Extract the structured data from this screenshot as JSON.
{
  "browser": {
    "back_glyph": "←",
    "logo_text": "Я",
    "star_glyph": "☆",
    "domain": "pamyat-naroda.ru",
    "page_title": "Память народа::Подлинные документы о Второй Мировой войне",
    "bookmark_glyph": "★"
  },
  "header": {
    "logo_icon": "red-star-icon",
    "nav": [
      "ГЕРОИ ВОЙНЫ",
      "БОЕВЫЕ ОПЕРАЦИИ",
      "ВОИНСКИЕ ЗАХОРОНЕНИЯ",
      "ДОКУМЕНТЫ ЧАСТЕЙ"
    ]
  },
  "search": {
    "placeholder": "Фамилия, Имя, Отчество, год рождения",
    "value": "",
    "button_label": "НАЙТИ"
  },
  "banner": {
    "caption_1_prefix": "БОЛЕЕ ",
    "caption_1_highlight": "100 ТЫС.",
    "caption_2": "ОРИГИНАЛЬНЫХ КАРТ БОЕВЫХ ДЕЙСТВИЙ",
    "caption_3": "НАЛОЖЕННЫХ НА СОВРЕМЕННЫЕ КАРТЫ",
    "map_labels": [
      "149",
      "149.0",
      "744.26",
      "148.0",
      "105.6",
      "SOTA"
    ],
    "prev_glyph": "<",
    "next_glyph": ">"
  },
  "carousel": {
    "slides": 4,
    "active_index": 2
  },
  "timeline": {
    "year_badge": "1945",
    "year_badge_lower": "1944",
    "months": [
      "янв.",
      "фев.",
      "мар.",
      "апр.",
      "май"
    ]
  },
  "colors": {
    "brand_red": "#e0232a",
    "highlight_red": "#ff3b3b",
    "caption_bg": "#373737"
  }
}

-----

* **TASK**:
Copy out the full material exactly as it appears.

* **TASK ANSWER**:
Extract the structured data from this screenshot as JSON.
{
  "browser": {
    "back_glyph": "←",
    "logo_text": "Я",
    "star_glyph": "☆",
    "domain": "pamyat-naroda.ru",
    "page_title": "Память народа::Подлинные документы о Второй Мировой войне",
    "bookmark_glyph": "★"
  },
  "header": {
    "logo_icon": "red-star-icon",
    "nav": [
      "ГЕРОИ ВОЙНЫ",
      "БОЕВЫЕ ОПЕРАЦИИ",
      "ВОИНСКИЕ ЗАХОРОНЕНИЯ",
      "ДОКУМЕНТЫ ЧАСТЕЙ"
    ]
  },
  "search": {
    "placeholder": "Фамилия, Имя, Отчество, год рождения",
    "value": "",
    "button_label": "НАЙТИ"
  },
  "banner": {
    "caption_1_prefix": "БОЛЕЕ ",
    "caption_1_highlight": "100 ТЫС.",
    "caption_2": "ОРИГИНАЛЬНЫХ КАРТ БОЕВЫХ ДЕЙСТВИЙ",
    "caption_3": "НАЛОЖЕННЫХ НА СОВРЕМЕННЫЕ КАРТЫ",
    "map_labels": [
      "149",
      "149.0",
      "744.26",
      "148.0",
      "105.6",
      "SOTA"
    ],
    "prev_glyph": "<",
    "next_glyph": ">"
  },
  "carousel": {
    "slides": 4,
    "active_index": 2
  },
  "timeline": {
    "year_badge": "1945",
    "year_badge_lower": "1944",
    "months": [
      "янв.",
      "фев.",
      "мар.",
      "апр.",
      "май"
    ]
  },
  "colors": {
    "brand_red": "#e0232a",
    "highlight_red": "#ff3b3b",
    "caption_bg": "#373737"
  }
}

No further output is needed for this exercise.